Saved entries
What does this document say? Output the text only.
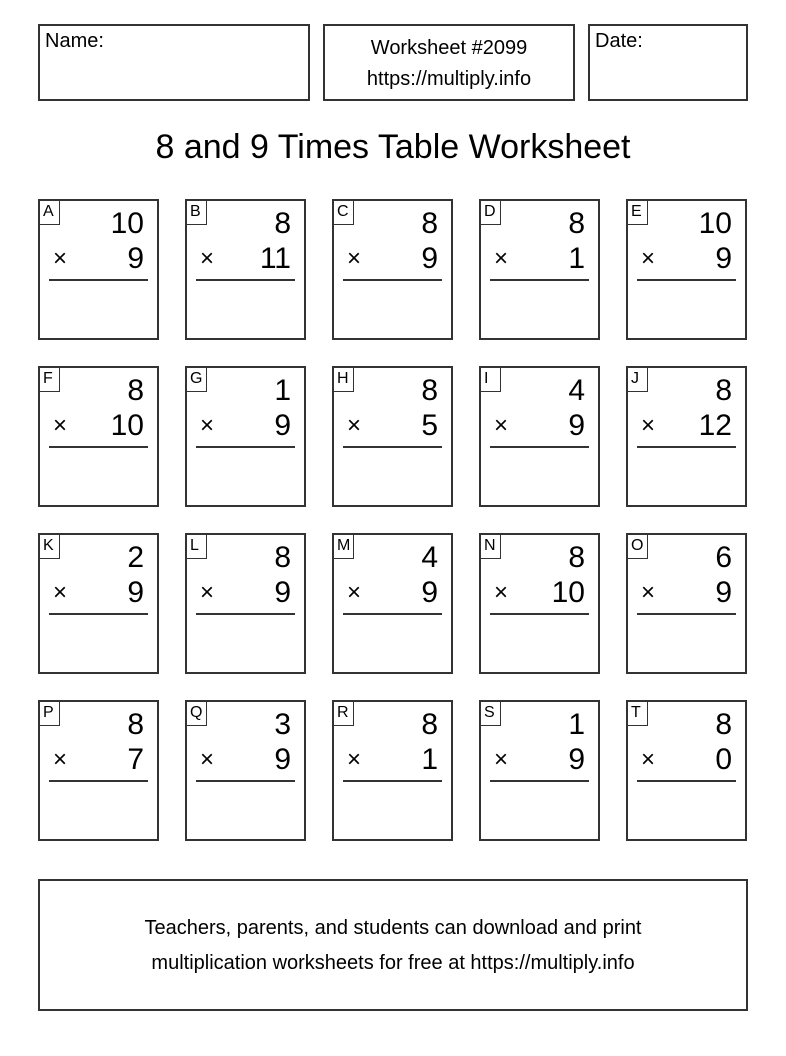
Name:	Worksheet #2099
https://multiply.info
Date:
8 and 9 Times Table Worksheet
A 10
× 9
B 8
× 11
C 8
× 9
D 8
× 1
E 10
× 9
F 8
× 10
G 1
× 9
H 8
× 5
I	4
× 9
J	8
× 12
K 2
× 9
L	8
× 9
M 4
× 9
N 8
× 10
O 6
× 9
P 8
× 7
Q 3
× 9
R 8
× 1
S 1
× 9
T 8
× 0
Teachers, parents, and students can download and print
multiplication worksheets for free at https://multiply.info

Work to do – Write out the full listing verbatim, excluding its pictures.

Solution for this problem –
What does this document say? Output the text only.
Name:	Worksheet #2099
https://multiply.info
Date:
8 and 9 Times Table Worksheet
A 10
× 9
B 8
× 11
C 8
× 9
D 8
× 1
E 10
× 9
F 8
× 10
G 1
× 9
H 8
× 5
I	4
× 9
J	8
× 12
K 2
× 9
L	8
× 9
M 4
× 9
N 8
× 10
O 6
× 9
P 8
× 7
Q 3
× 9
R 8
× 1
S 1
× 9
T 8
× 0
Teachers, parents, and students can download and print
multiplication worksheets for free at https://multiply.info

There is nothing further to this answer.